Rows from a figure dataset:
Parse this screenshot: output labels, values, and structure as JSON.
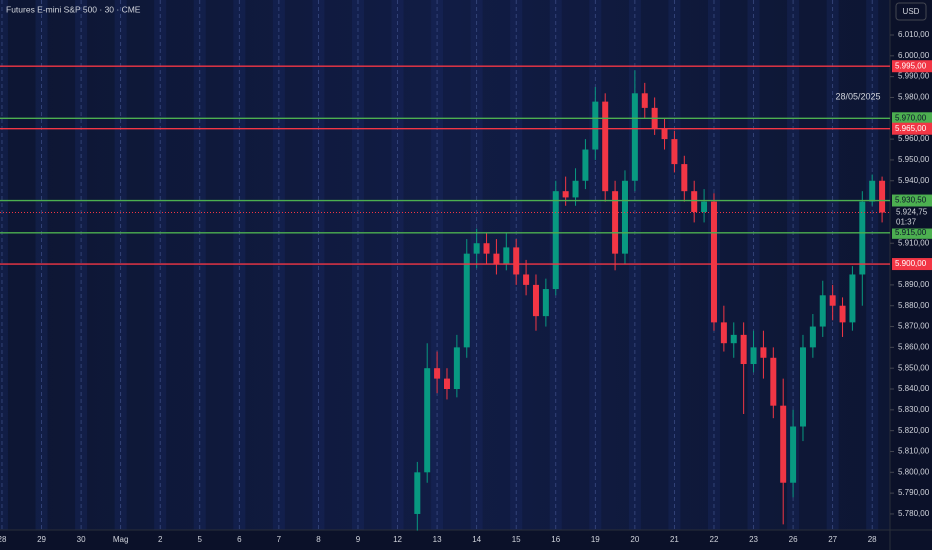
{
  "chart_data": {
    "type": "candlestick",
    "title": "Futures E-mini S&P 500 · 30 · CME",
    "currency": "USD",
    "annotation": "28/05/2025",
    "countdown": "01:37",
    "categories": [
      "28",
      "29",
      "30",
      "Mag",
      "2",
      "5",
      "6",
      "7",
      "8",
      "9",
      "12",
      "13",
      "14",
      "15",
      "16",
      "19",
      "20",
      "21",
      "22",
      "23",
      "26",
      "27",
      "28"
    ],
    "xlim": [
      -0.05,
      22.45
    ],
    "ylim": [
      5772.3,
      6026.8
    ],
    "yticks": [
      {
        "value": 6010,
        "label": "6.010,00"
      },
      {
        "value": 6000,
        "label": "6.000,00"
      },
      {
        "value": 5990,
        "label": "5.990,00"
      },
      {
        "value": 5980,
        "label": "5.980,00"
      },
      {
        "value": 5960,
        "label": "5.960,00"
      },
      {
        "value": 5950,
        "label": "5.950,00"
      },
      {
        "value": 5940,
        "label": "5.940,00"
      },
      {
        "value": 5910,
        "label": "5.910,00"
      },
      {
        "value": 5890,
        "label": "5.890,00"
      },
      {
        "value": 5880,
        "label": "5.880,00"
      },
      {
        "value": 5870,
        "label": "5.870,00"
      },
      {
        "value": 5860,
        "label": "5.860,00"
      },
      {
        "value": 5850,
        "label": "5.850,00"
      },
      {
        "value": 5840,
        "label": "5.840,00"
      },
      {
        "value": 5830,
        "label": "5.830,00"
      },
      {
        "value": 5820,
        "label": "5.820,00"
      },
      {
        "value": 5810,
        "label": "5.810,00"
      },
      {
        "value": 5800,
        "label": "5.800,00"
      },
      {
        "value": 5790,
        "label": "5.790,00"
      },
      {
        "value": 5780,
        "label": "5.780,00"
      }
    ],
    "levels": [
      {
        "value": 5995,
        "label": "5.995,00",
        "color": "#f23645"
      },
      {
        "value": 5970,
        "label": "5.970,00",
        "color": "#4caf50"
      },
      {
        "value": 5965,
        "label": "5.965,00",
        "color": "#f23645"
      },
      {
        "value": 5930.5,
        "label": "5.930,50",
        "color": "#4caf50"
      },
      {
        "value": 5915,
        "label": "5.915,00",
        "color": "#4caf50"
      },
      {
        "value": 5900,
        "label": "5.900,00",
        "color": "#f23645"
      }
    ],
    "last_price": {
      "value": 5924.75,
      "label": "5.924,75"
    },
    "up_color": "#089981",
    "down_color": "#f23645",
    "x": [
      10.5,
      10.75,
      11,
      11.25,
      11.5,
      11.75,
      12,
      12.25,
      12.5,
      12.75,
      13,
      13.25,
      13.5,
      13.75,
      14,
      14.25,
      14.5,
      14.75,
      15,
      15.25,
      15.5,
      15.75,
      16,
      16.25,
      16.5,
      16.75,
      17,
      17.25,
      17.5,
      17.75,
      18,
      18.25,
      18.5,
      18.75,
      19,
      19.25,
      19.5,
      19.75,
      20,
      20.25,
      20.5,
      20.75,
      21,
      21.25,
      21.5,
      21.75,
      22,
      22.25
    ],
    "open": [
      5780,
      5800,
      5850,
      5845,
      5840,
      5860,
      5905,
      5910,
      5905,
      5900,
      5908,
      5895,
      5890,
      5875,
      5888,
      5935,
      5932,
      5940,
      5955,
      5978,
      5935,
      5905,
      5940,
      5982,
      5975,
      5965,
      5960,
      5948,
      5935,
      5925,
      5930,
      5872,
      5862,
      5866,
      5852,
      5860,
      5855,
      5832,
      5795,
      5822,
      5860,
      5870,
      5885,
      5880,
      5872,
      5895,
      5930,
      5940
    ],
    "high": [
      5805,
      5862,
      5858,
      5850,
      5866,
      5912,
      5917,
      5915,
      5912,
      5915,
      5912,
      5902,
      5895,
      5893,
      5940,
      5942,
      5946,
      5960,
      5985,
      5982,
      5940,
      5945,
      5993,
      5987,
      5980,
      5970,
      5964,
      5952,
      5940,
      5936,
      5934,
      5880,
      5872,
      5872,
      5868,
      5868,
      5860,
      5845,
      5830,
      5866,
      5876,
      5892,
      5890,
      5884,
      5899,
      5935,
      5943,
      5942
    ],
    "low": [
      5772,
      5795,
      5838,
      5835,
      5836,
      5855,
      5898,
      5900,
      5895,
      5897,
      5890,
      5885,
      5868,
      5870,
      5885,
      5928,
      5928,
      5936,
      5950,
      5930,
      5897,
      5900,
      5935,
      5970,
      5962,
      5955,
      5944,
      5930,
      5920,
      5920,
      5868,
      5858,
      5855,
      5828,
      5848,
      5845,
      5826,
      5775,
      5788,
      5815,
      5855,
      5865,
      5873,
      5865,
      5868,
      5880,
      5928,
      5920
    ],
    "close": [
      5800,
      5850,
      5845,
      5840,
      5860,
      5905,
      5910,
      5905,
      5900,
      5908,
      5895,
      5890,
      5875,
      5888,
      5935,
      5932,
      5940,
      5955,
      5978,
      5935,
      5905,
      5940,
      5982,
      5975,
      5965,
      5960,
      5948,
      5935,
      5925,
      5930,
      5872,
      5862,
      5866,
      5852,
      5860,
      5855,
      5832,
      5795,
      5822,
      5860,
      5870,
      5885,
      5880,
      5872,
      5895,
      5930,
      5940,
      5924.75
    ]
  }
}
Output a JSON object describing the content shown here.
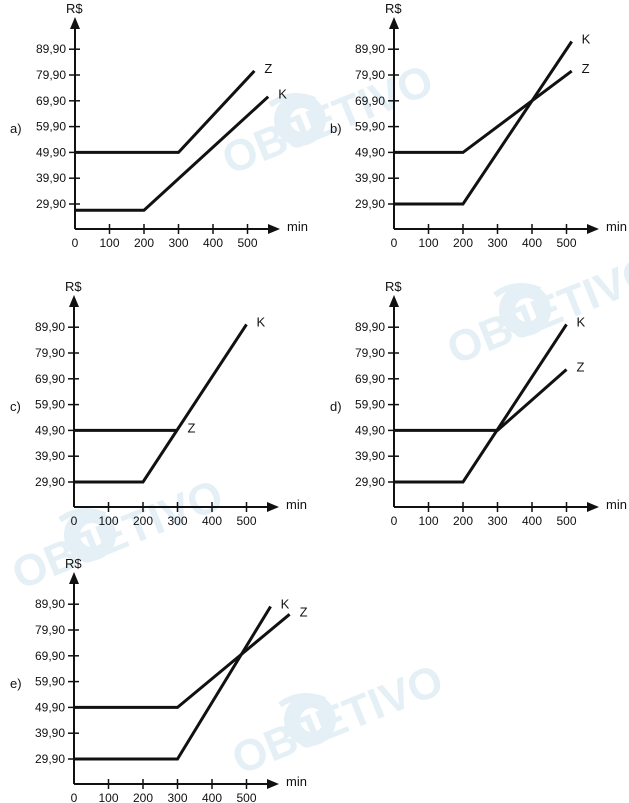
{
  "watermark": {
    "text": "OBJETIVO",
    "color": "#cfe4ef"
  },
  "chart_data": [
    {
      "type": "line",
      "option": "a)",
      "ylabel": "R$",
      "xlabel": "min",
      "x_ticks": [
        "0",
        "100",
        "200",
        "300",
        "400",
        "500"
      ],
      "y_ticks": [
        "29,90",
        "39,90",
        "49,90",
        "59,90",
        "69,90",
        "79,90",
        "89,90"
      ],
      "xlim": [
        0,
        500
      ],
      "ylim": [
        29.9,
        89.9
      ],
      "grid": false,
      "series": [
        {
          "name": "Z",
          "points": [
            [
              0,
              49.9
            ],
            [
              300,
              49.9
            ],
            [
              520,
              81.5
            ]
          ]
        },
        {
          "name": "K",
          "points": [
            [
              0,
              27.5
            ],
            [
              200,
              27.5
            ],
            [
              560,
              71.5
            ]
          ]
        }
      ]
    },
    {
      "type": "line",
      "option": "b)",
      "ylabel": "R$",
      "xlabel": "min",
      "x_ticks": [
        "0",
        "100",
        "200",
        "300",
        "400",
        "500"
      ],
      "y_ticks": [
        "29,90",
        "39,90",
        "49,90",
        "59,90",
        "69,90",
        "79,90",
        "89,90"
      ],
      "xlim": [
        0,
        500
      ],
      "ylim": [
        29.9,
        89.9
      ],
      "grid": false,
      "series": [
        {
          "name": "K",
          "points": [
            [
              0,
              29.9
            ],
            [
              200,
              29.9
            ],
            [
              515,
              92.9
            ]
          ]
        },
        {
          "name": "Z",
          "points": [
            [
              0,
              49.9
            ],
            [
              200,
              49.9
            ],
            [
              515,
              81.4
            ]
          ]
        }
      ]
    },
    {
      "type": "line",
      "option": "c)",
      "ylabel": "R$",
      "xlabel": "min",
      "x_ticks": [
        "0",
        "100",
        "200",
        "300",
        "400",
        "500"
      ],
      "y_ticks": [
        "29,90",
        "39,90",
        "49,90",
        "59,90",
        "69,90",
        "79,90",
        "89,90"
      ],
      "xlim": [
        0,
        500
      ],
      "ylim": [
        29.9,
        89.9
      ],
      "grid": false,
      "series": [
        {
          "name": "Z",
          "points": [
            [
              0,
              49.9
            ],
            [
              300,
              49.9
            ]
          ]
        },
        {
          "name": "K",
          "points": [
            [
              0,
              29.9
            ],
            [
              200,
              29.9
            ],
            [
              500,
              91.0
            ]
          ]
        }
      ]
    },
    {
      "type": "line",
      "option": "d)",
      "ylabel": "R$",
      "xlabel": "min",
      "x_ticks": [
        "0",
        "100",
        "200",
        "300",
        "400",
        "500"
      ],
      "y_ticks": [
        "29,90",
        "39,90",
        "49,90",
        "59,90",
        "69,90",
        "79,90",
        "89,90"
      ],
      "xlim": [
        0,
        500
      ],
      "ylim": [
        29.9,
        89.9
      ],
      "grid": false,
      "series": [
        {
          "name": "K",
          "points": [
            [
              0,
              29.9
            ],
            [
              200,
              29.9
            ],
            [
              500,
              91.0
            ]
          ]
        },
        {
          "name": "Z",
          "points": [
            [
              0,
              49.9
            ],
            [
              300,
              49.9
            ],
            [
              500,
              73.5
            ]
          ]
        }
      ]
    },
    {
      "type": "line",
      "option": "e)",
      "ylabel": "R$",
      "xlabel": "min",
      "x_ticks": [
        "0",
        "100",
        "200",
        "300",
        "400",
        "500"
      ],
      "y_ticks": [
        "29,90",
        "39,90",
        "49,90",
        "59,90",
        "69,90",
        "79,90",
        "89,90"
      ],
      "xlim": [
        0,
        500
      ],
      "ylim": [
        29.9,
        89.9
      ],
      "grid": false,
      "series": [
        {
          "name": "K",
          "points": [
            [
              0,
              29.9
            ],
            [
              300,
              29.9
            ],
            [
              570,
              89.0
            ]
          ]
        },
        {
          "name": "Z",
          "points": [
            [
              0,
              49.9
            ],
            [
              300,
              49.9
            ],
            [
              625,
              86.0
            ]
          ]
        }
      ]
    }
  ]
}
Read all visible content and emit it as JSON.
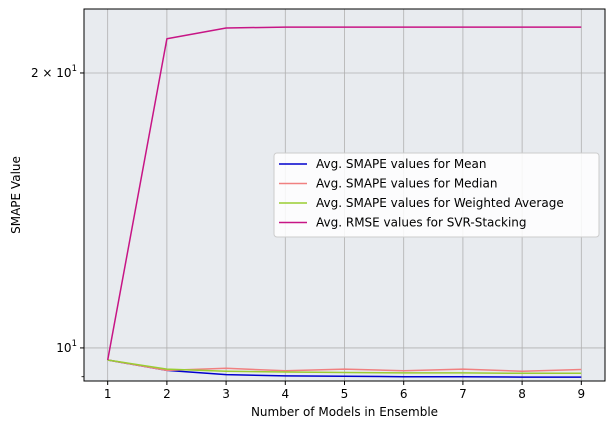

▶ [Prompt]: Look through the lines above and collect those with the word "JSON".

▶ [Complete output]:
Parse this screenshot: output labels, values, and structure as JSON.
Output a JSON object describing the content shown here.
Read all visible content and emit it as JSON.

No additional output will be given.